Material provided
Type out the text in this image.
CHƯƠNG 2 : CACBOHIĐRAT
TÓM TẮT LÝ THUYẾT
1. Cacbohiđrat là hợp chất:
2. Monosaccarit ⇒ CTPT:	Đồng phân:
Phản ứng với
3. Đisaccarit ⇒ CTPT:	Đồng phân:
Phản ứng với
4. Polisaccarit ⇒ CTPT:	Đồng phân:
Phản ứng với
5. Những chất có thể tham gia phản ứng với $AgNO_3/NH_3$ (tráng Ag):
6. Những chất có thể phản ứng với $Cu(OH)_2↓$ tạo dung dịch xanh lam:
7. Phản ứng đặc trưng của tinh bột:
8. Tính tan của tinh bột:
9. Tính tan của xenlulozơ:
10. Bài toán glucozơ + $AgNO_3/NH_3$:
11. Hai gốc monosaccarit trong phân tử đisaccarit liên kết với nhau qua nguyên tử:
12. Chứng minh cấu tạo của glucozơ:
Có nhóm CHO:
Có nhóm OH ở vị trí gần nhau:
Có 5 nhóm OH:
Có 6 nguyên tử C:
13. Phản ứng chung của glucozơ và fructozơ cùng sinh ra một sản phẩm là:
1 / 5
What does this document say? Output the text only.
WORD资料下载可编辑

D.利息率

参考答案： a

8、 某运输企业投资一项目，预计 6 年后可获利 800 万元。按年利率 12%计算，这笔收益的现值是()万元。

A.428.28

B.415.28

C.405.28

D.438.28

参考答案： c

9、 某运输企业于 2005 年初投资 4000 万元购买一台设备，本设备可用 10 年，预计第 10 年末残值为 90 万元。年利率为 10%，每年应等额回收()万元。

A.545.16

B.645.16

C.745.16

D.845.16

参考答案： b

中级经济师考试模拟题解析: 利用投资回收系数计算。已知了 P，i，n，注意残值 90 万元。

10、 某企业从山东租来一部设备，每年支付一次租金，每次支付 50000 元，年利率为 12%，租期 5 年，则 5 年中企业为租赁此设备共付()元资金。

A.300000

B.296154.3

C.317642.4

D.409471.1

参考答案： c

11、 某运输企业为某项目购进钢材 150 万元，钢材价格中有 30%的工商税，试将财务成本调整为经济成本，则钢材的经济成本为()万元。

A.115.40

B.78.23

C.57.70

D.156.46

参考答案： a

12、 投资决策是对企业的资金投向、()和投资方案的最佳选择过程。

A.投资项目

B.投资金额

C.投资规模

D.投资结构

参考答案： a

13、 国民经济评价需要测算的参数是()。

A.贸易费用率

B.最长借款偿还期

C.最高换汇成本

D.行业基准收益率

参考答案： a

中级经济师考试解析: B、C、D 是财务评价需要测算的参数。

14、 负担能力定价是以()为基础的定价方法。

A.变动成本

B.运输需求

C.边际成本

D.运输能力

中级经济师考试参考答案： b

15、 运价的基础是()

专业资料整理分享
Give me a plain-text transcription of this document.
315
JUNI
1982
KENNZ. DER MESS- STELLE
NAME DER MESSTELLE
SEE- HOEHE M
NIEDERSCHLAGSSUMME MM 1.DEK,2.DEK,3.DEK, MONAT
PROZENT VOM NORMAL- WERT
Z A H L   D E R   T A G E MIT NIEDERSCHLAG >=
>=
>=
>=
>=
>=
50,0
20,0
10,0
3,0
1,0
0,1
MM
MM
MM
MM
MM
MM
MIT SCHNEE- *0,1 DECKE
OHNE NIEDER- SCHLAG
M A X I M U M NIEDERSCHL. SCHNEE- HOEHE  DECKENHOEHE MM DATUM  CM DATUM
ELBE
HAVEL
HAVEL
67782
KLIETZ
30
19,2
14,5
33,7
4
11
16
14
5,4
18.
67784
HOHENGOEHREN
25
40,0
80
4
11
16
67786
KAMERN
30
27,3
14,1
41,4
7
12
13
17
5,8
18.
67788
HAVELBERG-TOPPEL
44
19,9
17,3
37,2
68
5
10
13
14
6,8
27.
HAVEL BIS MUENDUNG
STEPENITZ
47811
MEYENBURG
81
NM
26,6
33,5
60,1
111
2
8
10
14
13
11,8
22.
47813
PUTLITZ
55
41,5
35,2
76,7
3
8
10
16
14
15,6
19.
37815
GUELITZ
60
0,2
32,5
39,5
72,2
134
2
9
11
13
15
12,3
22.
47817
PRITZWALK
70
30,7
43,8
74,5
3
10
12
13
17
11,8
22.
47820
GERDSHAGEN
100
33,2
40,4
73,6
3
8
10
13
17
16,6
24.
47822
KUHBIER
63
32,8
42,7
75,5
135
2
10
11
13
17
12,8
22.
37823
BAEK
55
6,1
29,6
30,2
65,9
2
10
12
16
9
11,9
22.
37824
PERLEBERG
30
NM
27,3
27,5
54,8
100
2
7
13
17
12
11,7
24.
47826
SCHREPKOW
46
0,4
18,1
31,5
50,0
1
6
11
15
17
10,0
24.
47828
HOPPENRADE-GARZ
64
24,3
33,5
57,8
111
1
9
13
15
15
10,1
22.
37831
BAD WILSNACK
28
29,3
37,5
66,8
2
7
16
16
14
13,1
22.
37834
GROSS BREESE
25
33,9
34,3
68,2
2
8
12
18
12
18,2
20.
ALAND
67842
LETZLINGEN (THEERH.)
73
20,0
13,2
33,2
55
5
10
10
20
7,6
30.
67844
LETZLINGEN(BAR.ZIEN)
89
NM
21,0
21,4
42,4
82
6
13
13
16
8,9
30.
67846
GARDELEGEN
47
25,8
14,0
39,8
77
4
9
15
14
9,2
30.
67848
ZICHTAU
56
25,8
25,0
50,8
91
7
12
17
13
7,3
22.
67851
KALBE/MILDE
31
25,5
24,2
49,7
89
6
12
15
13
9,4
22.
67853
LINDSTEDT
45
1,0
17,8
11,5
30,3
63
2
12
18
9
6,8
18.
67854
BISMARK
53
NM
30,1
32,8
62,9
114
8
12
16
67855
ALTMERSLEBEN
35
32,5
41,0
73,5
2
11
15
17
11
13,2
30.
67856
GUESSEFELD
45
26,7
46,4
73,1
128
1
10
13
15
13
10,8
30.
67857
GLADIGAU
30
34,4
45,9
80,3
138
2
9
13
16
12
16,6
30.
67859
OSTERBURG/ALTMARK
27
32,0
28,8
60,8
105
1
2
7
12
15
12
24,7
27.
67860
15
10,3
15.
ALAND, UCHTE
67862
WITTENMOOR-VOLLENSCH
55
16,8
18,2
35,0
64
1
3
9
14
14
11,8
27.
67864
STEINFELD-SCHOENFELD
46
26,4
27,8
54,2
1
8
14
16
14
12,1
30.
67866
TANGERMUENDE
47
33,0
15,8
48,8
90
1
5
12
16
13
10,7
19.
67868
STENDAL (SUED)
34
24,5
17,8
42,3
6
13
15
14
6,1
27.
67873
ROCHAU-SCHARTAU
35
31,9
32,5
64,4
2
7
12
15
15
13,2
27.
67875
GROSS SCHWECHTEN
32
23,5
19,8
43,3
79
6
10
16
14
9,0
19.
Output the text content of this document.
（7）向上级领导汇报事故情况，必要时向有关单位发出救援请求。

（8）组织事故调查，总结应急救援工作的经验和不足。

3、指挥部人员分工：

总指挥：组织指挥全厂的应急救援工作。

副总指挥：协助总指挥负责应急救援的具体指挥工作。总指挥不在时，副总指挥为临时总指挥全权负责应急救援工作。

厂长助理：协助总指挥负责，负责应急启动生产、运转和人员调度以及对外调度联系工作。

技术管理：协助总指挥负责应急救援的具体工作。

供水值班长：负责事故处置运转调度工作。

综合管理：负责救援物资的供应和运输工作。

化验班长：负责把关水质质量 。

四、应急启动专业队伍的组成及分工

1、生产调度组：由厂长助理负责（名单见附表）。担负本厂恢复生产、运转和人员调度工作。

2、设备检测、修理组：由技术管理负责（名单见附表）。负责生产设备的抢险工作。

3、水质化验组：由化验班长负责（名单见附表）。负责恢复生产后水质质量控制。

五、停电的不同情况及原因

Task to carry out
Only the lines from the one that contains "Output the text content of this document." to the end of the data should be output, exactly as they appear.

Reply to the task
Output the text content of this document.
（7）向上级领导汇报事故情况，必要时向有关单位发出救援请求。

（8）组织事故调查，总结应急救援工作的经验和不足。

3、指挥部人员分工：

总指挥：组织指挥全厂的应急救援工作。

副总指挥：协助总指挥负责应急救援的具体指挥工作。总指挥不在时，副总指挥为临时总指挥全权负责应急救援工作。

厂长助理：协助总指挥负责，负责应急启动生产、运转和人员调度以及对外调度联系工作。

技术管理：协助总指挥负责应急救援的具体工作。

供水值班长：负责事故处置运转调度工作。

综合管理：负责救援物资的供应和运输工作。

化验班长：负责把关水质质量 。

四、应急启动专业队伍的组成及分工

1、生产调度组：由厂长助理负责（名单见附表）。担负本厂恢复生产、运转和人员调度工作。

2、设备检测、修理组：由技术管理负责（名单见附表）。负责生产设备的抢险工作。

3、水质化验组：由化验班长负责（名单见附表）。负责恢复生产后水质质量控制。

五、停电的不同情况及原因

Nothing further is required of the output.